* **EXTRACTED DATA**:
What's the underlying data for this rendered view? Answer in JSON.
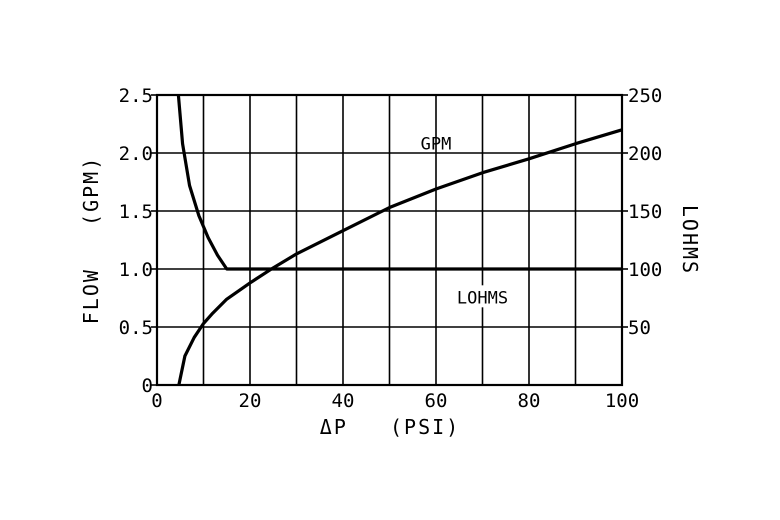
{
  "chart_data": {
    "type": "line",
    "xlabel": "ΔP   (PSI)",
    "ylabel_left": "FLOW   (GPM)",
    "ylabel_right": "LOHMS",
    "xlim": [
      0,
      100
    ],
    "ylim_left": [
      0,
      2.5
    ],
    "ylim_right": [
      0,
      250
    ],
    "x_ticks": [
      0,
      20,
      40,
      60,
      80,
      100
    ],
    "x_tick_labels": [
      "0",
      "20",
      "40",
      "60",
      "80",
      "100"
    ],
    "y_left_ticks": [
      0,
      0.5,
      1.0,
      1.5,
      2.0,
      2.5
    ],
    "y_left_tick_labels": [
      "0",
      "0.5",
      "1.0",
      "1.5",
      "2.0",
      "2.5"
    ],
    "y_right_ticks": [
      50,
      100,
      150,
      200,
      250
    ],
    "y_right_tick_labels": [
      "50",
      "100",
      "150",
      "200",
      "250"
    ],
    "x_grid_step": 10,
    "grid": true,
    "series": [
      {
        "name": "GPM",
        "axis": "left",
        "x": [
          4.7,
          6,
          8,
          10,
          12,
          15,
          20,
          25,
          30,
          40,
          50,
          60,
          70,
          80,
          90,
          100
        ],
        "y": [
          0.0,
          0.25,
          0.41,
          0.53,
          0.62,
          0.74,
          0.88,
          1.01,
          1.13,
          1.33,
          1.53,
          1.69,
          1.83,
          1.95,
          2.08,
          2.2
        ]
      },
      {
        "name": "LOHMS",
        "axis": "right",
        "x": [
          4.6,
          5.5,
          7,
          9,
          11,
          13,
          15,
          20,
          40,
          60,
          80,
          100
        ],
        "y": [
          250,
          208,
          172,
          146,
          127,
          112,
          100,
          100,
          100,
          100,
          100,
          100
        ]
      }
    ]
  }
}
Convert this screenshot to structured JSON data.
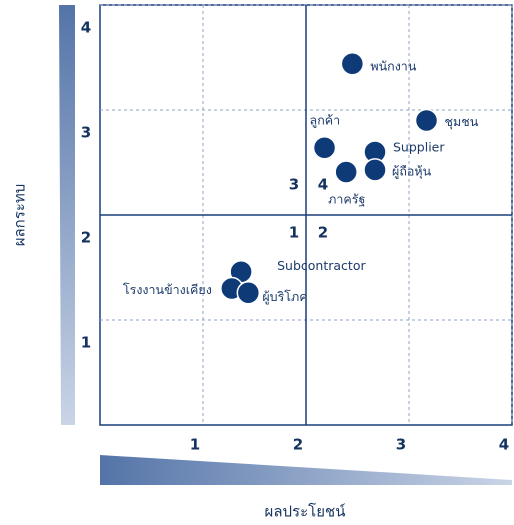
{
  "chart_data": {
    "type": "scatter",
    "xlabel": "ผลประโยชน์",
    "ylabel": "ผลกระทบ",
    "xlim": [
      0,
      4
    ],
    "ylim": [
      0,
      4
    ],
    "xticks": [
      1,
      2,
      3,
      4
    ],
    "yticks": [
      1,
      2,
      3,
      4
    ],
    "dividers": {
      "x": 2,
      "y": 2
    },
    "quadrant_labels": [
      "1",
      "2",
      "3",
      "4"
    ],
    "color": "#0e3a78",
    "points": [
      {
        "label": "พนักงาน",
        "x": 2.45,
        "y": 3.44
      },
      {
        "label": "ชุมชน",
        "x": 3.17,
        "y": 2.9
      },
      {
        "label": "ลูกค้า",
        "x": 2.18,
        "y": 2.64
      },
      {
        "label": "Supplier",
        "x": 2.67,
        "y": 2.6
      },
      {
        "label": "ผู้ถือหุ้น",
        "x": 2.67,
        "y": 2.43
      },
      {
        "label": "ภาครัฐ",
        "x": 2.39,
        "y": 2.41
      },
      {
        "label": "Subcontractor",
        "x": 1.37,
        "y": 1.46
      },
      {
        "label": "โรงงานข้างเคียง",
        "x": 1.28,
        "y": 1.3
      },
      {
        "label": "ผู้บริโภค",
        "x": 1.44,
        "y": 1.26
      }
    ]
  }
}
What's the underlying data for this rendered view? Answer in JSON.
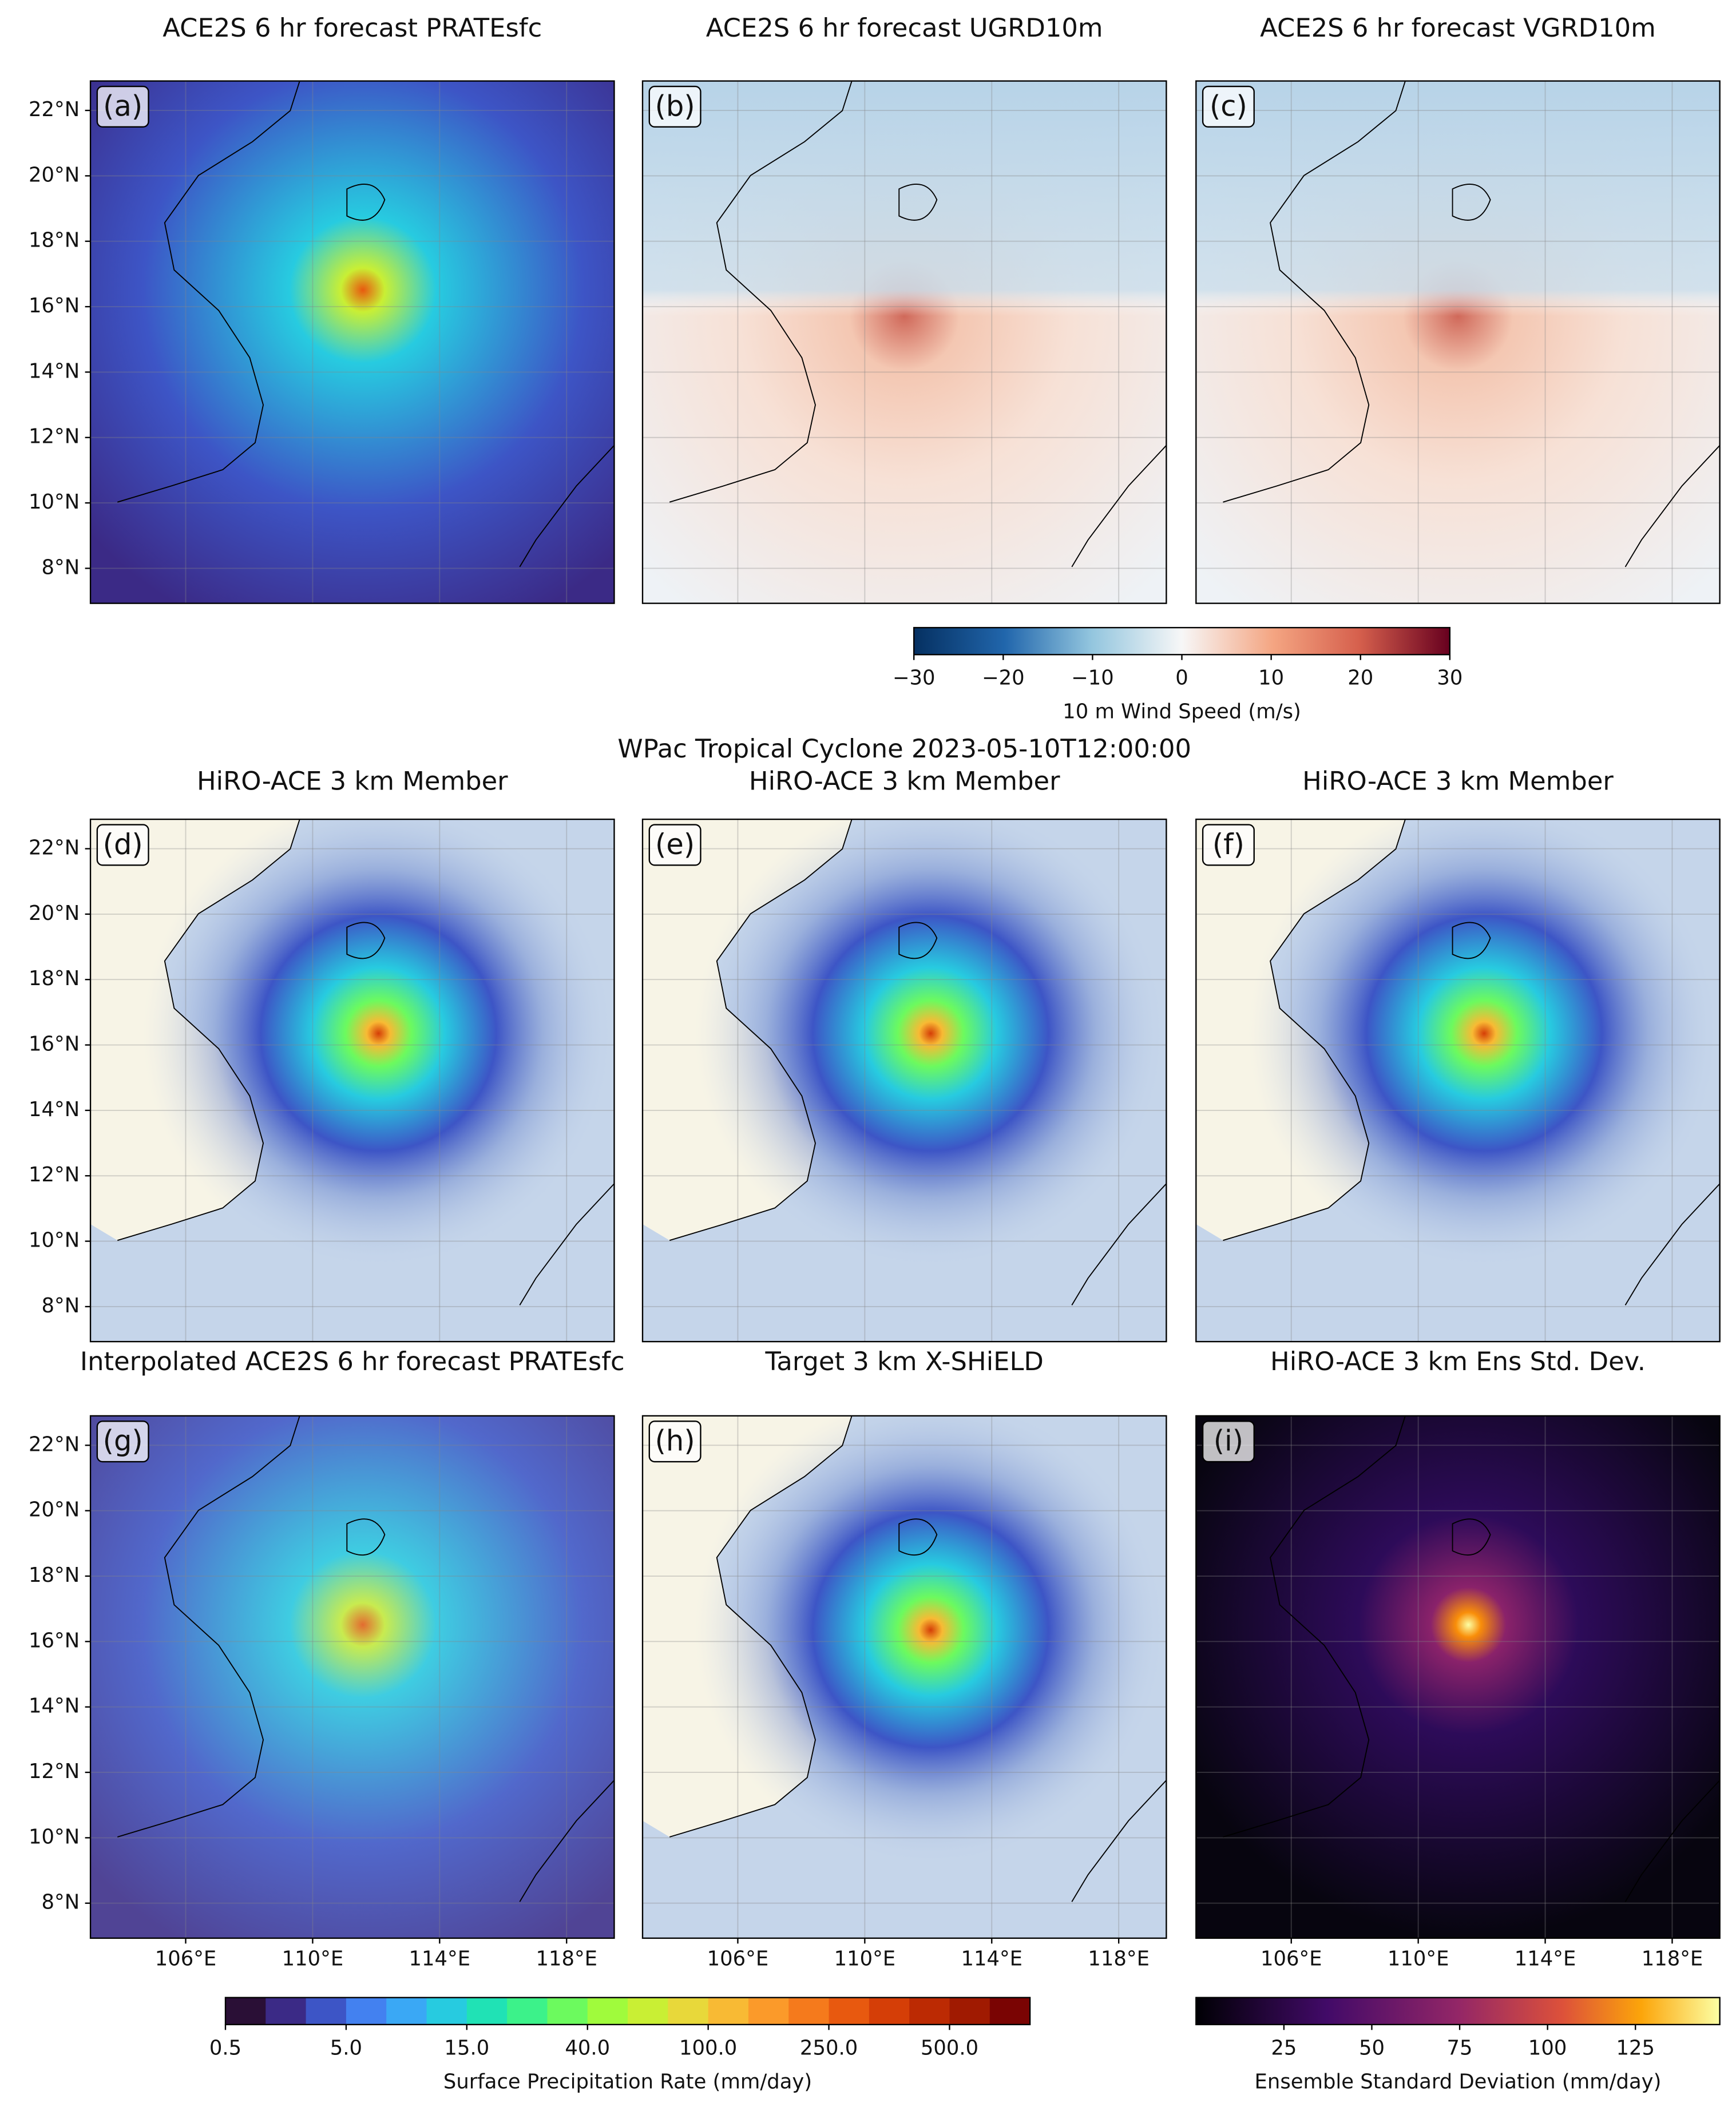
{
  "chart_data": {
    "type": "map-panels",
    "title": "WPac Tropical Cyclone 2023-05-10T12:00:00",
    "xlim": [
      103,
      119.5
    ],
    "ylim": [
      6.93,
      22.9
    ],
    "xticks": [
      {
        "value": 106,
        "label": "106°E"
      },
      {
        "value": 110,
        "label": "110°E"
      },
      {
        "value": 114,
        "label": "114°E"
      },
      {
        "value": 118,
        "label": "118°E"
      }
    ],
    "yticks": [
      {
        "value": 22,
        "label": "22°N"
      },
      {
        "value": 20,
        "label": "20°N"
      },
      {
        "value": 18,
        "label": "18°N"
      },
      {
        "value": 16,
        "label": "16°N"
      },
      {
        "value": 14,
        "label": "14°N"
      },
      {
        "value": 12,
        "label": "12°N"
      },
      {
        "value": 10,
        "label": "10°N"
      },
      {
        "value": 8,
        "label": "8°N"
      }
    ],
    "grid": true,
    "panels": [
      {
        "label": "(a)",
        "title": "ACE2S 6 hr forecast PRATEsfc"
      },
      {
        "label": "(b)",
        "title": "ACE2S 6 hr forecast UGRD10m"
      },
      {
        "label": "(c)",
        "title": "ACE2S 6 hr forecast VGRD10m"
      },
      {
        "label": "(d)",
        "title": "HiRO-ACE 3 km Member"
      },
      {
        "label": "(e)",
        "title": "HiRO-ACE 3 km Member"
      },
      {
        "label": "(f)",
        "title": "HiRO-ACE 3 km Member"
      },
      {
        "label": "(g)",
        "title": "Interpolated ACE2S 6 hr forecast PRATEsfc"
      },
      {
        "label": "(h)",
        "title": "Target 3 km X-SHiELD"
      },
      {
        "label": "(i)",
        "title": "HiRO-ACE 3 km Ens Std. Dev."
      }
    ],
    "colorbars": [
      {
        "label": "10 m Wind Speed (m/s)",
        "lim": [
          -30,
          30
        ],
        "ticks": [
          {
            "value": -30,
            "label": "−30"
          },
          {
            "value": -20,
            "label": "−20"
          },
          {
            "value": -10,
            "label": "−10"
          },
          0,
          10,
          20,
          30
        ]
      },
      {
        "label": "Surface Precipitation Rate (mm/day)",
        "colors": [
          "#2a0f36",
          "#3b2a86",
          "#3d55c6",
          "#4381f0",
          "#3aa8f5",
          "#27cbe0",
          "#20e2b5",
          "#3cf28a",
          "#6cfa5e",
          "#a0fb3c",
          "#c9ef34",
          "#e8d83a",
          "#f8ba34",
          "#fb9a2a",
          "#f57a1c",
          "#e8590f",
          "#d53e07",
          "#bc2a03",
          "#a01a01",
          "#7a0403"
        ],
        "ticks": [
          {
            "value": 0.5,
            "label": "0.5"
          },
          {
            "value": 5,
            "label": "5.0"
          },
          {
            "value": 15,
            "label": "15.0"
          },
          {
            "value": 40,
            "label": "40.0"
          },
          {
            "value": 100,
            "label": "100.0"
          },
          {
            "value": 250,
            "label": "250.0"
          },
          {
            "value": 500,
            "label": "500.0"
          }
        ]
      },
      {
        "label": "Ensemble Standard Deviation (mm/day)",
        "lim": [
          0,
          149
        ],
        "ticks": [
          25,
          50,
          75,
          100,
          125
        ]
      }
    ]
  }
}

* **WORK TO DO**:
Copy the records above exactly, leaving out every picture.

* **THE RESPONSE**:
What's the underlying data for this rendered view? Answer in JSON.
{
  "chart_data": {
    "type": "line",
    "xlabel": "ΔP   (PSI)",
    "ylabel_left": "FLOW   (GPM)",
    "ylabel_right": "LOHMS",
    "xlim": [
      0,
      100
    ],
    "ylim_left": [
      0,
      2.5
    ],
    "ylim_right": [
      0,
      250
    ],
    "x_ticks": [
      0,
      20,
      40,
      60,
      80,
      100
    ],
    "x_tick_labels": [
      "0",
      "20",
      "40",
      "60",
      "80",
      "100"
    ],
    "y_left_ticks": [
      0,
      0.5,
      1.0,
      1.5,
      2.0,
      2.5
    ],
    "y_left_tick_labels": [
      "0",
      "0.5",
      "1.0",
      "1.5",
      "2.0",
      "2.5"
    ],
    "y_right_ticks": [
      50,
      100,
      150,
      200,
      250
    ],
    "y_right_tick_labels": [
      "50",
      "100",
      "150",
      "200",
      "250"
    ],
    "x_grid_step": 10,
    "grid": true,
    "series": [
      {
        "name": "GPM",
        "axis": "left",
        "x": [
          4.7,
          6,
          8,
          10,
          12,
          15,
          20,
          25,
          30,
          40,
          50,
          60,
          70,
          80,
          90,
          100
        ],
        "y": [
          0.0,
          0.25,
          0.41,
          0.53,
          0.62,
          0.74,
          0.88,
          1.01,
          1.13,
          1.33,
          1.53,
          1.69,
          1.83,
          1.95,
          2.08,
          2.2
        ]
      },
      {
        "name": "LOHMS",
        "axis": "right",
        "x": [
          4.6,
          5.5,
          7,
          9,
          11,
          13,
          15,
          20,
          40,
          60,
          80,
          100
        ],
        "y": [
          250,
          208,
          172,
          146,
          127,
          112,
          100,
          100,
          100,
          100,
          100,
          100
        ]
      }
    ]
  }
}
Convert this screenshot to structured JSON data.
{
  "chart_data": {
    "type": "scatter",
    "xlabel": "ผลประโยชน์",
    "ylabel": "ผลกระทบ",
    "xlim": [
      0,
      4
    ],
    "ylim": [
      0,
      4
    ],
    "xticks": [
      1,
      2,
      3,
      4
    ],
    "yticks": [
      1,
      2,
      3,
      4
    ],
    "dividers": {
      "x": 2,
      "y": 2
    },
    "quadrant_labels": [
      "1",
      "2",
      "3",
      "4"
    ],
    "color": "#0e3a78",
    "points": [
      {
        "label": "พนักงาน",
        "x": 2.45,
        "y": 3.44
      },
      {
        "label": "ชุมชน",
        "x": 3.17,
        "y": 2.9
      },
      {
        "label": "ลูกค้า",
        "x": 2.18,
        "y": 2.64
      },
      {
        "label": "Supplier",
        "x": 2.67,
        "y": 2.6
      },
      {
        "label": "ผู้ถือหุ้น",
        "x": 2.67,
        "y": 2.43
      },
      {
        "label": "ภาครัฐ",
        "x": 2.39,
        "y": 2.41
      },
      {
        "label": "Subcontractor",
        "x": 1.37,
        "y": 1.46
      },
      {
        "label": "โรงงานข้างเคียง",
        "x": 1.28,
        "y": 1.3
      },
      {
        "label": "ผู้บริโภค",
        "x": 1.44,
        "y": 1.26
      }
    ]
  }
}
What's the underlying data for this rendered view? Answer in JSON.
{
  "chart_data": {
    "type": "map-panels",
    "title": "WPac Tropical Cyclone 2023-05-10T12:00:00",
    "xlim": [
      103,
      119.5
    ],
    "ylim": [
      6.93,
      22.9
    ],
    "xticks": [
      {
        "value": 106,
        "label": "106°E"
      },
      {
        "value": 110,
        "label": "110°E"
      },
      {
        "value": 114,
        "label": "114°E"
      },
      {
        "value": 118,
        "label": "118°E"
      }
    ],
    "yticks": [
      {
        "value": 22,
        "label": "22°N"
      },
      {
        "value": 20,
        "label": "20°N"
      },
      {
        "value": 18,
        "label": "18°N"
      },
      {
        "value": 16,
        "label": "16°N"
      },
      {
        "value": 14,
        "label": "14°N"
      },
      {
        "value": 12,
        "label": "12°N"
      },
      {
        "value": 10,
        "label": "10°N"
      },
      {
        "value": 8,
        "label": "8°N"
      }
    ],
    "grid": true,
    "panels": [
      {
        "label": "(a)",
        "title": "ACE2S 6 hr forecast PRATEsfc"
      },
      {
        "label": "(b)",
        "title": "ACE2S 6 hr forecast UGRD10m"
      },
      {
        "label": "(c)",
        "title": "ACE2S 6 hr forecast VGRD10m"
      },
      {
        "label": "(d)",
        "title": "HiRO-ACE 3 km Member"
      },
      {
        "label": "(e)",
        "title": "HiRO-ACE 3 km Member"
      },
      {
        "label": "(f)",
        "title": "HiRO-ACE 3 km Member"
      },
      {
        "label": "(g)",
        "title": "Interpolated ACE2S 6 hr forecast PRATEsfc"
      },
      {
        "label": "(h)",
        "title": "Target 3 km X-SHiELD"
      },
      {
        "label": "(i)",
        "title": "HiRO-ACE 3 km Ens Std. Dev."
      }
    ],
    "colorbars": [
      {
        "label": "10 m Wind Speed (m/s)",
        "lim": [
          -30,
          30
        ],
        "ticks": [
          {
            "value": -30,
            "label": "−30"
          },
          {
            "value": -20,
            "label": "−20"
          },
          {
            "value": -10,
            "label": "−10"
          },
          0,
          10,
          20,
          30
        ]
      },
      {
        "label": "Surface Precipitation Rate (mm/day)",
        "colors": [
          "#2a0f36",
          "#3b2a86",
          "#3d55c6",
          "#4381f0",
          "#3aa8f5",
          "#27cbe0",
          "#20e2b5",
          "#3cf28a",
          "#6cfa5e",
          "#a0fb3c",
          "#c9ef34",
          "#e8d83a",
          "#f8ba34",
          "#fb9a2a",
          "#f57a1c",
          "#e8590f",
          "#d53e07",
          "#bc2a03",
          "#a01a01",
          "#7a0403"
        ],
        "ticks": [
          {
            "value": 0.5,
            "label": "0.5"
          },
          {
            "value": 5,
            "label": "5.0"
          },
          {
            "value": 15,
            "label": "15.0"
          },
          {
            "value": 40,
            "label": "40.0"
          },
          {
            "value": 100,
            "label": "100.0"
          },
          {
            "value": 250,
            "label": "250.0"
          },
          {
            "value": 500,
            "label": "500.0"
          }
        ]
      },
      {
        "label": "Ensemble Standard Deviation (mm/day)",
        "lim": [
          0,
          149
        ],
        "ticks": [
          25,
          50,
          75,
          100,
          125
        ]
      }
    ]
  }
}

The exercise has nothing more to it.